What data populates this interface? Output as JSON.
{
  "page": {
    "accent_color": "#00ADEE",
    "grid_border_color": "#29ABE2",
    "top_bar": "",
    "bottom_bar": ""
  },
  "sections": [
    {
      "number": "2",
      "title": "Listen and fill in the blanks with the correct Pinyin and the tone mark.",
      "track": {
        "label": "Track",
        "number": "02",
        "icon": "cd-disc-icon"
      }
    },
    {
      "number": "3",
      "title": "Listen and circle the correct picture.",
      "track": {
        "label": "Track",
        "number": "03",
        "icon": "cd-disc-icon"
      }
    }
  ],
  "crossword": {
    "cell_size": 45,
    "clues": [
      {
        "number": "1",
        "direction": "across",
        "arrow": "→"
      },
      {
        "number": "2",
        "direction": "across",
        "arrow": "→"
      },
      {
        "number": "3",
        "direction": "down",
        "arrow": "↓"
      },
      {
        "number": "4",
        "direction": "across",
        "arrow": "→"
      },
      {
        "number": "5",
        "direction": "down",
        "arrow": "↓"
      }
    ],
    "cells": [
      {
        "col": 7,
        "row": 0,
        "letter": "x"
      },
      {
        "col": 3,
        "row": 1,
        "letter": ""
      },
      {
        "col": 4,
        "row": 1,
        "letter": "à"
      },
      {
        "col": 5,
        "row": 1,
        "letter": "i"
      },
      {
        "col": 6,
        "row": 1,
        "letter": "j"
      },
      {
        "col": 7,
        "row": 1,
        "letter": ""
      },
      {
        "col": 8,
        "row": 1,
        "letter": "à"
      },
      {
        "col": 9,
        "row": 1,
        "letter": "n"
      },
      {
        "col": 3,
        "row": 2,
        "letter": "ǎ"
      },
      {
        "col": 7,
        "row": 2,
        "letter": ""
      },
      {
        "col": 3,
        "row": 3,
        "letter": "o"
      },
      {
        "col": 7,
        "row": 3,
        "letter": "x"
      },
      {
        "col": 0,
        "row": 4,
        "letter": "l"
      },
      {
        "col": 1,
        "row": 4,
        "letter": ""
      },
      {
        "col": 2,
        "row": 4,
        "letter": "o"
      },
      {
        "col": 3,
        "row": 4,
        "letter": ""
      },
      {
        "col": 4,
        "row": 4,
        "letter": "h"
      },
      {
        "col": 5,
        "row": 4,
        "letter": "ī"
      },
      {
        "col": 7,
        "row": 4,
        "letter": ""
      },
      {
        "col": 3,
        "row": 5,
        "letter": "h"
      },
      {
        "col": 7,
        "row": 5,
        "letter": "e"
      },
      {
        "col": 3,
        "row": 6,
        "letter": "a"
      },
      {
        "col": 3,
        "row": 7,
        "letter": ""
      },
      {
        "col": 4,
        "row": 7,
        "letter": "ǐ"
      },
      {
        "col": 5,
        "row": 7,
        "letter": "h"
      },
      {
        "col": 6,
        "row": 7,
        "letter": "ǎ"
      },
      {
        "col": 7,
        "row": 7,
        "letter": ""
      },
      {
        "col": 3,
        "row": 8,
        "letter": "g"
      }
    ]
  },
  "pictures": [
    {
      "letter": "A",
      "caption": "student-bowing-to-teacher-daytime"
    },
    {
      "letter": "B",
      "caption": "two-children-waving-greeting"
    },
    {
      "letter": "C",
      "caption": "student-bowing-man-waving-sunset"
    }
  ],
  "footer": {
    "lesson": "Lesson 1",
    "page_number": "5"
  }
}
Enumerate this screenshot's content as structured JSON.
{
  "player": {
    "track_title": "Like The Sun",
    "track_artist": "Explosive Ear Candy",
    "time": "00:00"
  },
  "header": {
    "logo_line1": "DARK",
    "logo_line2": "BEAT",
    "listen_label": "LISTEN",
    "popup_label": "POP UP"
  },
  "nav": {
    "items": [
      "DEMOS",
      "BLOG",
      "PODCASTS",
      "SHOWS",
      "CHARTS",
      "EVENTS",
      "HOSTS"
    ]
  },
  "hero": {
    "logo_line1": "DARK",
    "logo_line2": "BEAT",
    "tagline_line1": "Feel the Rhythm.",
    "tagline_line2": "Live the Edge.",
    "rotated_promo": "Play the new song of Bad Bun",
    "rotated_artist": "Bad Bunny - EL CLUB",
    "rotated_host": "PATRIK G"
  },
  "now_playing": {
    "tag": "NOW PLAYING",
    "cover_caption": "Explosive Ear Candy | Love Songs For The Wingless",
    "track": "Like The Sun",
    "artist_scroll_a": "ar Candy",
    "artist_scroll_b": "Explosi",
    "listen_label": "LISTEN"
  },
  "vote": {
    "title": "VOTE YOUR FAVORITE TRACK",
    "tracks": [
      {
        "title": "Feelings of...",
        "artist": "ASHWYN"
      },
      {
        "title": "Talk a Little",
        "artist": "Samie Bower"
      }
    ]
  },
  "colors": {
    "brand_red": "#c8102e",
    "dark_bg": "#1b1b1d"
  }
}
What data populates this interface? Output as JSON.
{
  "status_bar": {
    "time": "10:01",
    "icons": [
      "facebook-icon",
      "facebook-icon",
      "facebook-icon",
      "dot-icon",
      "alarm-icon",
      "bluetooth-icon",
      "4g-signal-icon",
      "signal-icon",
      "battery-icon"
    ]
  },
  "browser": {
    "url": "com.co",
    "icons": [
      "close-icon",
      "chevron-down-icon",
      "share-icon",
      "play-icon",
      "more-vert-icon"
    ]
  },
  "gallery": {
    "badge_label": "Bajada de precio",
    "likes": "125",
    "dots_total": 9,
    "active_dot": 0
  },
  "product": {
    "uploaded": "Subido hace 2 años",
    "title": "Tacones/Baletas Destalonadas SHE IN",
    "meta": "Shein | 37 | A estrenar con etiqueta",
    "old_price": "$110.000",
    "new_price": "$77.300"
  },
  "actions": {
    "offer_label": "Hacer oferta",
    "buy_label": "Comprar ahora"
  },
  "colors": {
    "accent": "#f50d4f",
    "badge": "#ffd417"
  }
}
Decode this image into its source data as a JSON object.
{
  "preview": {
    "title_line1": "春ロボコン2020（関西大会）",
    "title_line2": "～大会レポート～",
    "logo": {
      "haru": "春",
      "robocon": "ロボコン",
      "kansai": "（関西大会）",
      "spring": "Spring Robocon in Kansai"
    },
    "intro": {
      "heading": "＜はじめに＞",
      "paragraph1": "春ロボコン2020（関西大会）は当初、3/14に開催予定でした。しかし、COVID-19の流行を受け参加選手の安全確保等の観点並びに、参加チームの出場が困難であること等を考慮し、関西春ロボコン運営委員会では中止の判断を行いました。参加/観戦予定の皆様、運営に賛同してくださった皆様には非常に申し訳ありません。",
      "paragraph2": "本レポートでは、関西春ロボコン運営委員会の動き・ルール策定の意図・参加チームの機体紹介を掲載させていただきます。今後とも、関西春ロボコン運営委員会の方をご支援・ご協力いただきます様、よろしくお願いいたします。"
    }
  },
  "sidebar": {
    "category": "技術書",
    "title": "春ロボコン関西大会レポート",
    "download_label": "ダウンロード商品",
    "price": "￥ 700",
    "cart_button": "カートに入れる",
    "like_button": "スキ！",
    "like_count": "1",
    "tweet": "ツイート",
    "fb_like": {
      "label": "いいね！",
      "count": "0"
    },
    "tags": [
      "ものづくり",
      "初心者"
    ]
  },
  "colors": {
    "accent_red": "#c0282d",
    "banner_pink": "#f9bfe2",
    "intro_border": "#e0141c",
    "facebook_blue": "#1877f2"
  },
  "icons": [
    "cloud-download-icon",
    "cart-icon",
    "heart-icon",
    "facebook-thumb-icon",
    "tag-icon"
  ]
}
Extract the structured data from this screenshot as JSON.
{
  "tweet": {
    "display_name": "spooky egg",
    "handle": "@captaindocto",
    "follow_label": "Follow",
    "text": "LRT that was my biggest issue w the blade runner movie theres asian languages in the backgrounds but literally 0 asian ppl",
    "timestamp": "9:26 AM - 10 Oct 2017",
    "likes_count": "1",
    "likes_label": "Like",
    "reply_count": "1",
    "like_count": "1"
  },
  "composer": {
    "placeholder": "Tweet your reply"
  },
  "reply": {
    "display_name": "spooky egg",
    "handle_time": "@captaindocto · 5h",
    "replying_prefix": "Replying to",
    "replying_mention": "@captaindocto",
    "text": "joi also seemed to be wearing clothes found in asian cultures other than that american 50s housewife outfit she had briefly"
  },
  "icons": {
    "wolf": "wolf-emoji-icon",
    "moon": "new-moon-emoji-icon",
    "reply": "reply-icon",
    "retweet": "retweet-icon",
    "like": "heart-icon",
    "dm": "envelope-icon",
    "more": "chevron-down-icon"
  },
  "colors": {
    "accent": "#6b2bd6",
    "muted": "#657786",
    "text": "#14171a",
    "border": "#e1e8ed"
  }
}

--------------------

→ **Your goal**
Find all lines with "that" in them and copy each one.

→ **Exercise response**
    "text": "LRT that was my biggest issue w the blade runner movie theres asian languages in the backgrounds but literally 0 asian ppl",
    "text": "joi also seemed to be wearing clothes found in asian cultures other than that american 50s housewife outfit she had briefly"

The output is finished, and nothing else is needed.